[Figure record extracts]
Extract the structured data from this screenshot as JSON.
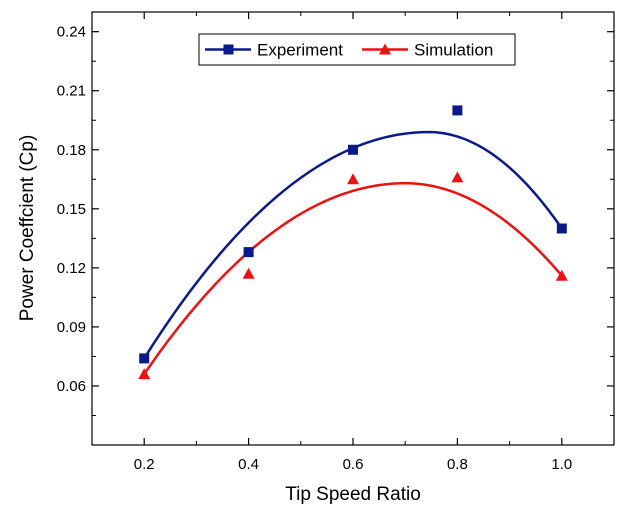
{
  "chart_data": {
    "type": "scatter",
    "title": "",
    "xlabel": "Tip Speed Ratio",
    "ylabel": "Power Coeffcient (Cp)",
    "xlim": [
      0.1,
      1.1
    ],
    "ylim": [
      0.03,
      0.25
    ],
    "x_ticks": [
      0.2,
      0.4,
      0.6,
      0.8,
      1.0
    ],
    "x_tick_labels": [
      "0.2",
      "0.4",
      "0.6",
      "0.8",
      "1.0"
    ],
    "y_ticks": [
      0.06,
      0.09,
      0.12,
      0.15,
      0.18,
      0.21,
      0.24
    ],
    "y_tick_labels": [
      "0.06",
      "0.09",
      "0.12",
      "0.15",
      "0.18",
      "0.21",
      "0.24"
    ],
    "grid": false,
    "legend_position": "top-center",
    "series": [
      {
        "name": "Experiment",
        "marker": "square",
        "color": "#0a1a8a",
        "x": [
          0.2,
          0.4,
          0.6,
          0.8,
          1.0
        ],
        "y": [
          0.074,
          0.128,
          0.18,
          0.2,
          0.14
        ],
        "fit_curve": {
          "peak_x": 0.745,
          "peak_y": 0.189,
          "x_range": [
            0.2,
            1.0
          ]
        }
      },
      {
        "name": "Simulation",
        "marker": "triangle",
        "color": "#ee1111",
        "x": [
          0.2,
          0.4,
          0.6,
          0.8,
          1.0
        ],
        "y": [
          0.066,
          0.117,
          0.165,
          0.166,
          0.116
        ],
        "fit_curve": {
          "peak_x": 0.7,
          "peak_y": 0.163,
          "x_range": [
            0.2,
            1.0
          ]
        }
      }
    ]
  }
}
---
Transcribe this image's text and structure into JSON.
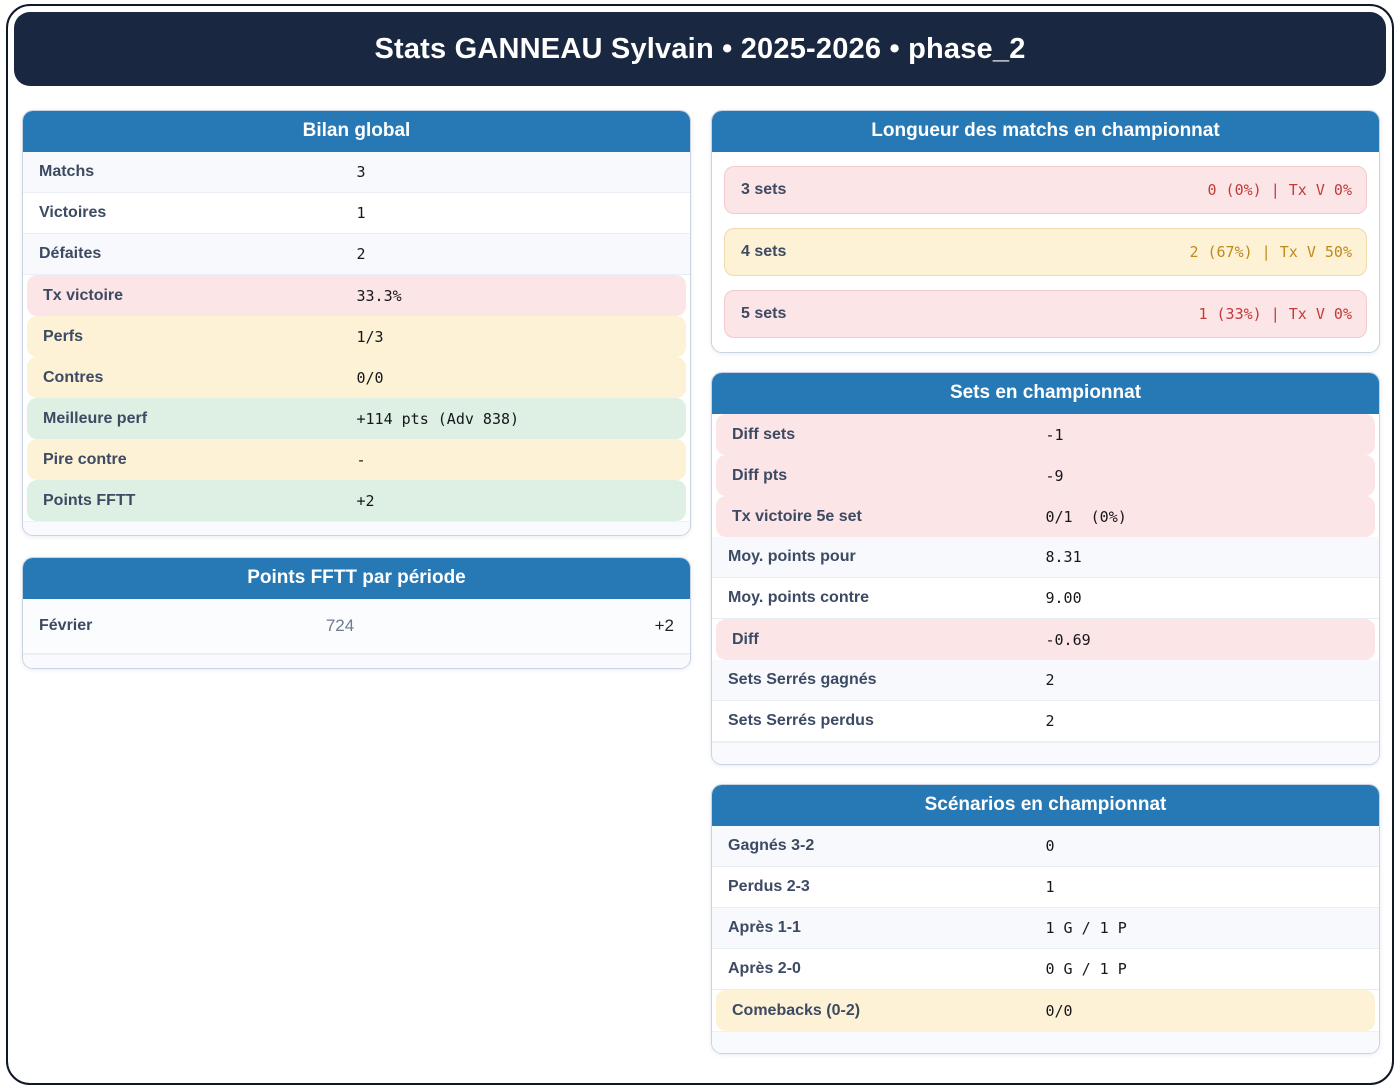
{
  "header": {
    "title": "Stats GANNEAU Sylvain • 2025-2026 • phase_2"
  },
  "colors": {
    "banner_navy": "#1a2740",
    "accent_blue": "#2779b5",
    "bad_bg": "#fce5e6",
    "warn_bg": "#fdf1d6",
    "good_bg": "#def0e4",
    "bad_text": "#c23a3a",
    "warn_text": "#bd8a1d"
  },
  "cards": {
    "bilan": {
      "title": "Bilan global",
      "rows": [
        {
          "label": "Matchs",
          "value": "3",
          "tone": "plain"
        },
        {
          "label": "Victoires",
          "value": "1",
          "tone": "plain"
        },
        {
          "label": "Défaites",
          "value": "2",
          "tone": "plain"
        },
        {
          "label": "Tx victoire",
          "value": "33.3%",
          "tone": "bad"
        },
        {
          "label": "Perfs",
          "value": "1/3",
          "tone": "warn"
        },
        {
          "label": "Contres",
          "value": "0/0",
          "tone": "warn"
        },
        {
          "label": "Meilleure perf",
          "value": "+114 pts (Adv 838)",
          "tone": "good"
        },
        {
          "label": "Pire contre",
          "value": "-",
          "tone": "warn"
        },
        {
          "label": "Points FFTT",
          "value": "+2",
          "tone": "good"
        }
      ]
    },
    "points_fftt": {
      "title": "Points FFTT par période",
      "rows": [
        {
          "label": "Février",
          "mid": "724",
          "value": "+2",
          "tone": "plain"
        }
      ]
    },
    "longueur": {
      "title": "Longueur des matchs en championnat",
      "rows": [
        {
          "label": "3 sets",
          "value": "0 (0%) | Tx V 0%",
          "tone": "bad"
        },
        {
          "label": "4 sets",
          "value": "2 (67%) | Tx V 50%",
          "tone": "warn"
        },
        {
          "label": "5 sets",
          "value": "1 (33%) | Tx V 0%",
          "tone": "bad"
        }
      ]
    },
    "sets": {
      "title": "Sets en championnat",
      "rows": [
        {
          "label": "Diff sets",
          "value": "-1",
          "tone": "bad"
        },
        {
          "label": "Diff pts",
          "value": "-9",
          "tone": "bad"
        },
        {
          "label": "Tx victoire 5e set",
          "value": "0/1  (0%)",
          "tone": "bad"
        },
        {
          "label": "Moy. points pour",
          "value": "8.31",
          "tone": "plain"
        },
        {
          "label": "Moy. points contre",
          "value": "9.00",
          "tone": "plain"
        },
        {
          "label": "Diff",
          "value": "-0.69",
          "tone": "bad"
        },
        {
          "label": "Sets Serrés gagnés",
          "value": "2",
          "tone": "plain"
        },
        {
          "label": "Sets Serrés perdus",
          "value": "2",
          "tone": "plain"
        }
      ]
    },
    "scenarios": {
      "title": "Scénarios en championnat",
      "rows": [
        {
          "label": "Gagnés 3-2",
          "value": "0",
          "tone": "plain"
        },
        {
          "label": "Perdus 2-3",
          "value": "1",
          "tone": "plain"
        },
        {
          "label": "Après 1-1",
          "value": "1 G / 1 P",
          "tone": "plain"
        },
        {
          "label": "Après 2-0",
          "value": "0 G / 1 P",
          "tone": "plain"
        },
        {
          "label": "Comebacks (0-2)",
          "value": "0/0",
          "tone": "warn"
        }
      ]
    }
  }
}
---
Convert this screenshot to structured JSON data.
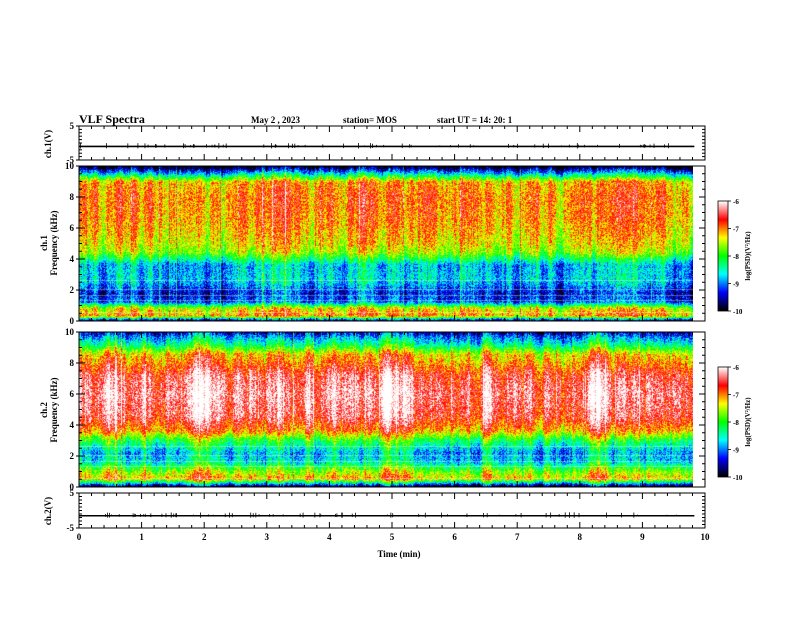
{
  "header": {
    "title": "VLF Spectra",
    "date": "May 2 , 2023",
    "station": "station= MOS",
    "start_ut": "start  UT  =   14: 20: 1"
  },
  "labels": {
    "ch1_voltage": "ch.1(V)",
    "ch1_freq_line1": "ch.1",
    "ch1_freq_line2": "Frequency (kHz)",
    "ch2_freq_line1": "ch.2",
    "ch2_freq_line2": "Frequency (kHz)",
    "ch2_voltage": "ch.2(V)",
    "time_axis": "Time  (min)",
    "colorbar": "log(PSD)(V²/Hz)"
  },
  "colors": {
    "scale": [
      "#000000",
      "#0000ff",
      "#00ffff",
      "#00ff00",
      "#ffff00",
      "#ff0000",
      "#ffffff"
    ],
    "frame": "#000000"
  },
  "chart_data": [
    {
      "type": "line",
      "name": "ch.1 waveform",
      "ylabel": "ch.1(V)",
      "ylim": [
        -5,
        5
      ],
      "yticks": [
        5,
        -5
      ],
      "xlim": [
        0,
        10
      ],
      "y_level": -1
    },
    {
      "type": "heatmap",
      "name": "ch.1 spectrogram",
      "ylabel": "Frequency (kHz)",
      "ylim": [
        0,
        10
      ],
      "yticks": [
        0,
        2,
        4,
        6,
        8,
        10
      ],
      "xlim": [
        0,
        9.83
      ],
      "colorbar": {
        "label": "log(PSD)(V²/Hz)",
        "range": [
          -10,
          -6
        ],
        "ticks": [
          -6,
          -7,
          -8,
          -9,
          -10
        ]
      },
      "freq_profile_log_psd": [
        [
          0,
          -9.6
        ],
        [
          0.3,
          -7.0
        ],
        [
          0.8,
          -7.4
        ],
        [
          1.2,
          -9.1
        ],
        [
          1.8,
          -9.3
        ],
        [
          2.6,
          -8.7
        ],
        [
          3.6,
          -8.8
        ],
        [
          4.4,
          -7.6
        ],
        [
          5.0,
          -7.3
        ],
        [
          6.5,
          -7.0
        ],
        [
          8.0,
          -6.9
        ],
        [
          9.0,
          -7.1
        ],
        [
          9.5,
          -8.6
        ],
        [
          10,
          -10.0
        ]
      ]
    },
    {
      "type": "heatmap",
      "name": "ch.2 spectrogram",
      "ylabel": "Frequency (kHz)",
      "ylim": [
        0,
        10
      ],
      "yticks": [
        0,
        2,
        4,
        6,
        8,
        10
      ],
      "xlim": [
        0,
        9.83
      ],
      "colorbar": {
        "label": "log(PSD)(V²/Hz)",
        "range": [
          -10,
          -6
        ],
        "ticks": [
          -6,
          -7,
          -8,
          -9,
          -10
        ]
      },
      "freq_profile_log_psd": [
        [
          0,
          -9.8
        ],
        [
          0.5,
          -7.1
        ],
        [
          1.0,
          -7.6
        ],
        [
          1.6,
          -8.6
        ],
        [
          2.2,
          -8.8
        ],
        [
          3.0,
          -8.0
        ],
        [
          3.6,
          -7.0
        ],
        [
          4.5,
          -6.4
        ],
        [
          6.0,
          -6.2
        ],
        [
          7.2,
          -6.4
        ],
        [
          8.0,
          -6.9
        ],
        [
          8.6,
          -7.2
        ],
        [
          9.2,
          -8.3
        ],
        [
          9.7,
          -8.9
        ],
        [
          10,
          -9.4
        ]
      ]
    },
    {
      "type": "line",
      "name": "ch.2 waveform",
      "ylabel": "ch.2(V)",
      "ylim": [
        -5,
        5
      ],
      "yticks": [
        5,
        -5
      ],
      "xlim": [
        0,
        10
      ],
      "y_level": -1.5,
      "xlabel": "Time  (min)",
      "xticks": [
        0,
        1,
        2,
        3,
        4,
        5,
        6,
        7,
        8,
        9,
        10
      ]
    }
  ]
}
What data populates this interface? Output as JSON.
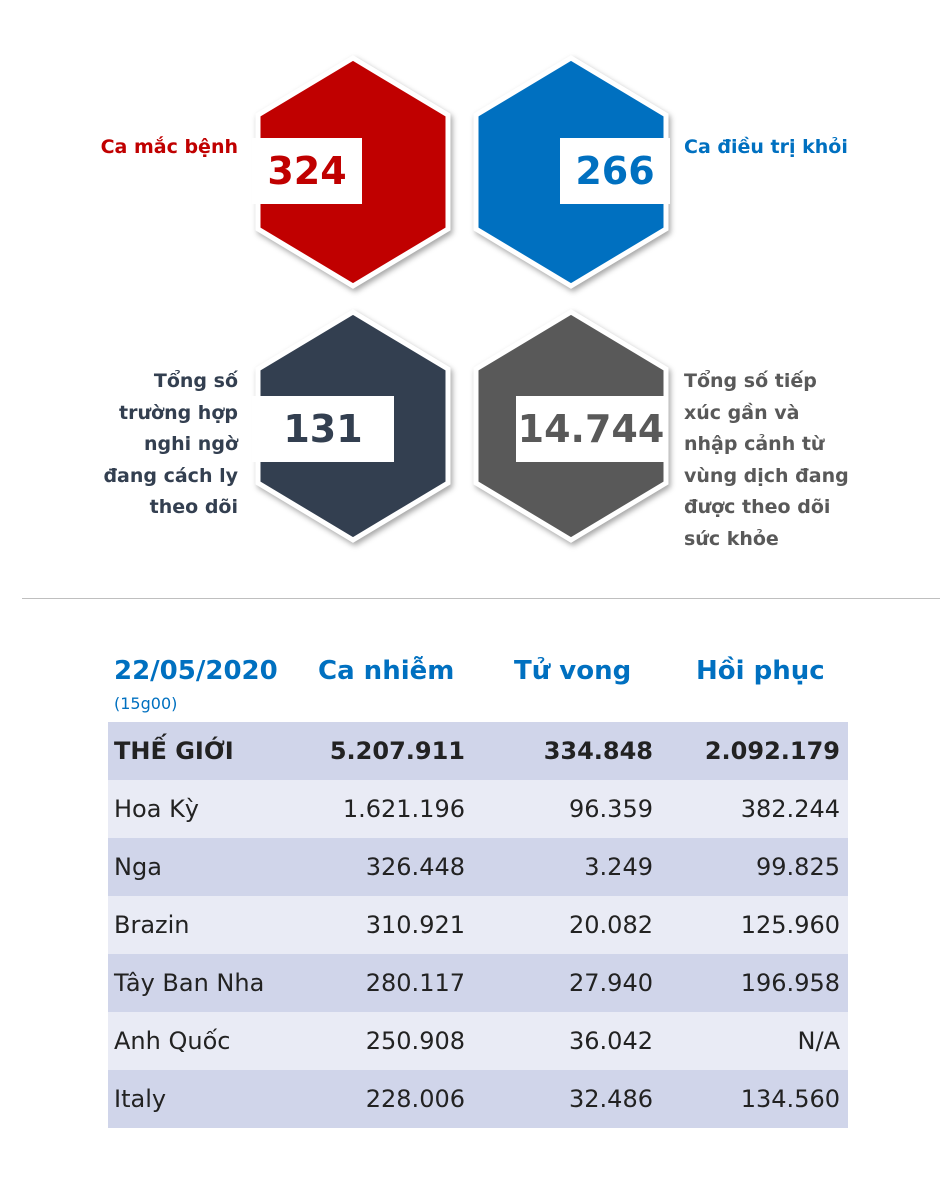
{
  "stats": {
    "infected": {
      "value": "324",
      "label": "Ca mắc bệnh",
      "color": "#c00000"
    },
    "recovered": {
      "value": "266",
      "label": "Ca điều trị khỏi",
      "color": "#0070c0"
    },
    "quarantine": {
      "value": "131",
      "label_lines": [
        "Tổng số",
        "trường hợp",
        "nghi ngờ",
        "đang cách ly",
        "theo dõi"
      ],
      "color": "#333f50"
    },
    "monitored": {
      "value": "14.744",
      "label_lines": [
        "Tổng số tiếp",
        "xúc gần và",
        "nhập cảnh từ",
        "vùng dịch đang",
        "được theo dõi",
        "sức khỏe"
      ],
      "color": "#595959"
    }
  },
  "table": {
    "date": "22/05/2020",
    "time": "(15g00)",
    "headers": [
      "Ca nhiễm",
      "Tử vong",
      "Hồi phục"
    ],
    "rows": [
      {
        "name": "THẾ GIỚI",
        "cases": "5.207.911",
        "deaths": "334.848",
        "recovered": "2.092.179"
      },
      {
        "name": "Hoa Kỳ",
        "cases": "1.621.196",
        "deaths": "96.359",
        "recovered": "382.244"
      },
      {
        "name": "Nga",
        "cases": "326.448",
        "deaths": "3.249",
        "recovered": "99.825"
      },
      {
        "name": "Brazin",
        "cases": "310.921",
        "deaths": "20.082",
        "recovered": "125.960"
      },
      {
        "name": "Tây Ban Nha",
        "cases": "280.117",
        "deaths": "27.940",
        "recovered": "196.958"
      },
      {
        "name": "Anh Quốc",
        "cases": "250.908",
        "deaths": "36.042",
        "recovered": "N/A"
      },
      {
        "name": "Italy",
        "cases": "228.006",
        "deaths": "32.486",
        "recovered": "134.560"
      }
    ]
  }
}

* _Job_
Each line in the material either holds the string "Serrés" or does not. State how many do, and nothing else.

* _Response_
2